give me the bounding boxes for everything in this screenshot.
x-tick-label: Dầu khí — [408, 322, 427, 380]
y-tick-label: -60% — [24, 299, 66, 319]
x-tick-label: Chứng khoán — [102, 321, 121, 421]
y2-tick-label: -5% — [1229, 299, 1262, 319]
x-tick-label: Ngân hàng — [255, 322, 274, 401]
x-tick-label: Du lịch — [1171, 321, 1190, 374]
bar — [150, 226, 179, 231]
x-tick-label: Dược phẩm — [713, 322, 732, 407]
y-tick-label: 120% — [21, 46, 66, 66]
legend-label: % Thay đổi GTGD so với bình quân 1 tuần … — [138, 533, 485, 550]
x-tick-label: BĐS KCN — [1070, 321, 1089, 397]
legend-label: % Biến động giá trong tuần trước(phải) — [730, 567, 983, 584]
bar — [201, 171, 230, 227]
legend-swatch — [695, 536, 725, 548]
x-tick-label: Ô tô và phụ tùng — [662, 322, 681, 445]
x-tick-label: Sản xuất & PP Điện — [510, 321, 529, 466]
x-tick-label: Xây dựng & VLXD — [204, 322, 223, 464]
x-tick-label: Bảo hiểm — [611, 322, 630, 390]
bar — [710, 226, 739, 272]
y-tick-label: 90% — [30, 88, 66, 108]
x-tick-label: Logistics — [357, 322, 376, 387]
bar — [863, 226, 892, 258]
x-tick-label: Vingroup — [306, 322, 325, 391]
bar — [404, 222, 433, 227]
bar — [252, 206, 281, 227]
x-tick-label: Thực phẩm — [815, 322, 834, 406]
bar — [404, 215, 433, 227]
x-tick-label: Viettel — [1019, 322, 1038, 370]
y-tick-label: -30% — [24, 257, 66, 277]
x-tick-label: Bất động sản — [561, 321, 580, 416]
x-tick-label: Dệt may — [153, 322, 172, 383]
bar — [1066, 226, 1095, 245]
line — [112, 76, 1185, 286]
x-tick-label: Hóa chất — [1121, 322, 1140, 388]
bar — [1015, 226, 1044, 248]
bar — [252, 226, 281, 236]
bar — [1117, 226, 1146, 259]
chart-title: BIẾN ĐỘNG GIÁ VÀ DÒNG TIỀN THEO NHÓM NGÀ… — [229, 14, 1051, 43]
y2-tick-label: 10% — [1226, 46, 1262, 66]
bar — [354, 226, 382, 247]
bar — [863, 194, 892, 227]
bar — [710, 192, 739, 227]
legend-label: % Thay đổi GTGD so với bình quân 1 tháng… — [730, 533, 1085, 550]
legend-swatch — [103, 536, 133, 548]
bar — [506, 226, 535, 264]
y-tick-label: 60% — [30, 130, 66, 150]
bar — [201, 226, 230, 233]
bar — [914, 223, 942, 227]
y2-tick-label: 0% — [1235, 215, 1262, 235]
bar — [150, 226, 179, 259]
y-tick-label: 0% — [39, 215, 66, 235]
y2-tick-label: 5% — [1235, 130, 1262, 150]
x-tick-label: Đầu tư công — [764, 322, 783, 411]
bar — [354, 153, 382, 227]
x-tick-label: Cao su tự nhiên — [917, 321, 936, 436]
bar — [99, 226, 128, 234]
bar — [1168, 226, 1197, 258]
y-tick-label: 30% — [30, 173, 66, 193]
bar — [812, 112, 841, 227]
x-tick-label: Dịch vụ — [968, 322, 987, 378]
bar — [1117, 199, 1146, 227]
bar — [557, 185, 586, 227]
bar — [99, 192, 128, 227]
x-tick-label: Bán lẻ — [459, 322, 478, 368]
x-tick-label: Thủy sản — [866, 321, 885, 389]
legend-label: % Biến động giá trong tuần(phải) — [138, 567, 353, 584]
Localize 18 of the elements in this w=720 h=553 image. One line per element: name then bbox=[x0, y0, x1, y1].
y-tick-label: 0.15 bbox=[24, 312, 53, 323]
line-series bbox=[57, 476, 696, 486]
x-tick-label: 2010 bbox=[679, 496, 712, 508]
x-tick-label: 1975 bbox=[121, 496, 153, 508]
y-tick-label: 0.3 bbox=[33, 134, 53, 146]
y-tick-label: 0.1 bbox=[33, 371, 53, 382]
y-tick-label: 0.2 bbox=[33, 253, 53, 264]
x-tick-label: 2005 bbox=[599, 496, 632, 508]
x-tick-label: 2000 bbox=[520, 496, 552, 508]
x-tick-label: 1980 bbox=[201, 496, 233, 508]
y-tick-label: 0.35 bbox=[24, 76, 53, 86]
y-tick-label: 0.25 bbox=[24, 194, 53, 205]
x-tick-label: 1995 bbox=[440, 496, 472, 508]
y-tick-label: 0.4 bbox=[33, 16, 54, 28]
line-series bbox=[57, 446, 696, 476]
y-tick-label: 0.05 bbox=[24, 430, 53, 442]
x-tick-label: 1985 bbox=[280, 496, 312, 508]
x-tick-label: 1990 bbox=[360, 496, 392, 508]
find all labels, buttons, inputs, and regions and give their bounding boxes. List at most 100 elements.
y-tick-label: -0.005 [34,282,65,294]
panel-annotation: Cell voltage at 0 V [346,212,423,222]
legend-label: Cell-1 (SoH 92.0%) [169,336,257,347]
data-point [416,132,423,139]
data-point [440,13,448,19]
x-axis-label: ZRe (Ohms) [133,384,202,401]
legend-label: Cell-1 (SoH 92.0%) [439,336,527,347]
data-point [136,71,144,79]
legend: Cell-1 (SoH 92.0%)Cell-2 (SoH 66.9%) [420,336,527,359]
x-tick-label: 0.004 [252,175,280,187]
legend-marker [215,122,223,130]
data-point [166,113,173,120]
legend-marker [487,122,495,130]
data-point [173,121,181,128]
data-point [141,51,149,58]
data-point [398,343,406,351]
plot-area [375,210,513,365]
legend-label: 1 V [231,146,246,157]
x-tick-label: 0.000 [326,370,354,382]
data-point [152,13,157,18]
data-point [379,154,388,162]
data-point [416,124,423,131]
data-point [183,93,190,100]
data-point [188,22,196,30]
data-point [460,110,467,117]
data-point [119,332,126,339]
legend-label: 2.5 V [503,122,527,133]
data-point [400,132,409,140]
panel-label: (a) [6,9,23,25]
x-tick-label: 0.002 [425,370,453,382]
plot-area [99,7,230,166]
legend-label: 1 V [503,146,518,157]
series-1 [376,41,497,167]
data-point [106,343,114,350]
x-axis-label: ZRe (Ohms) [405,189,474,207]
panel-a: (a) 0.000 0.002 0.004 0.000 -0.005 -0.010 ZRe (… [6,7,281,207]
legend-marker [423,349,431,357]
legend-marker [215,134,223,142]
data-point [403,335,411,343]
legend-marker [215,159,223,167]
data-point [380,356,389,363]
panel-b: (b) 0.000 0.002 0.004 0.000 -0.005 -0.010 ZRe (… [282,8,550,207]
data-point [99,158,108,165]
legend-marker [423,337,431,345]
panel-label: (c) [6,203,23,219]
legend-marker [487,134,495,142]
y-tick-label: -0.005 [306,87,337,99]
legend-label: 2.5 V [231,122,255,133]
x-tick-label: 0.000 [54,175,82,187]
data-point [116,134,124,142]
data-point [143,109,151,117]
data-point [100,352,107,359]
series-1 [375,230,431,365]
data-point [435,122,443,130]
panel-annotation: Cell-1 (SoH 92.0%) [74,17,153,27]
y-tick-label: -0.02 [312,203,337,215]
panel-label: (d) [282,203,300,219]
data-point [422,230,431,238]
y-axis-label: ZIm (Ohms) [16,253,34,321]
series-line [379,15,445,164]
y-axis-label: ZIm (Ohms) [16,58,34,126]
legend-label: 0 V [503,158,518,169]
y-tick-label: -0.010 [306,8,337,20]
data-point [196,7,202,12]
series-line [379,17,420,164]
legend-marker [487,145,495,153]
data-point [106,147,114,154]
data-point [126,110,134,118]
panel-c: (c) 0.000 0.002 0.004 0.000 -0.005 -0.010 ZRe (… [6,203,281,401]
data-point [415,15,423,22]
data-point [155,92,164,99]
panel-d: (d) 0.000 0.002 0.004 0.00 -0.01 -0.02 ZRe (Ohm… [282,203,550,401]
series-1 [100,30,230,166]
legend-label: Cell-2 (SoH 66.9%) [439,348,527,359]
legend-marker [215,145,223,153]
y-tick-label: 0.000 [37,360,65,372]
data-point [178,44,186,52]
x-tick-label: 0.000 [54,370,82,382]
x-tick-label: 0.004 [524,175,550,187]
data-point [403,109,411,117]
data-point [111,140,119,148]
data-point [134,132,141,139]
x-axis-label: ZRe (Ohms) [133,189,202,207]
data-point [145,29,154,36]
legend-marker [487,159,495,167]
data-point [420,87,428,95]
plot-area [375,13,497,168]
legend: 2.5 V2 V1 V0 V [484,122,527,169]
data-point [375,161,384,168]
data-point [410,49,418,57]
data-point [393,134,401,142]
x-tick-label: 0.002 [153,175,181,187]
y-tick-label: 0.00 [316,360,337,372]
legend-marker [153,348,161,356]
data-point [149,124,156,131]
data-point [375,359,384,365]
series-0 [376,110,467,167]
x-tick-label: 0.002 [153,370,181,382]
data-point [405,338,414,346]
==============================
The problem —
Copy the data verbatim, starting from its first line and ending with the line that contains "legend-label: % Thay đổi GTGD so với bình quân 1 tuần", with both end lines included.

Result —
give me the bounding boxes for everything in this screenshot.
x-tick-label: Dầu khí — [408, 322, 427, 380]
y-tick-label: -60% — [24, 299, 66, 319]
x-tick-label: Chứng khoán — [102, 321, 121, 421]
y2-tick-label: -5% — [1229, 299, 1262, 319]
x-tick-label: Ngân hàng — [255, 322, 274, 401]
x-tick-label: Du lịch — [1171, 321, 1190, 374]
bar — [150, 226, 179, 231]
x-tick-label: Dược phẩm — [713, 322, 732, 407]
y-tick-label: 120% — [21, 46, 66, 66]
legend-label: % Thay đổi GTGD so với bình quân 1 tuần … — [138, 533, 485, 550]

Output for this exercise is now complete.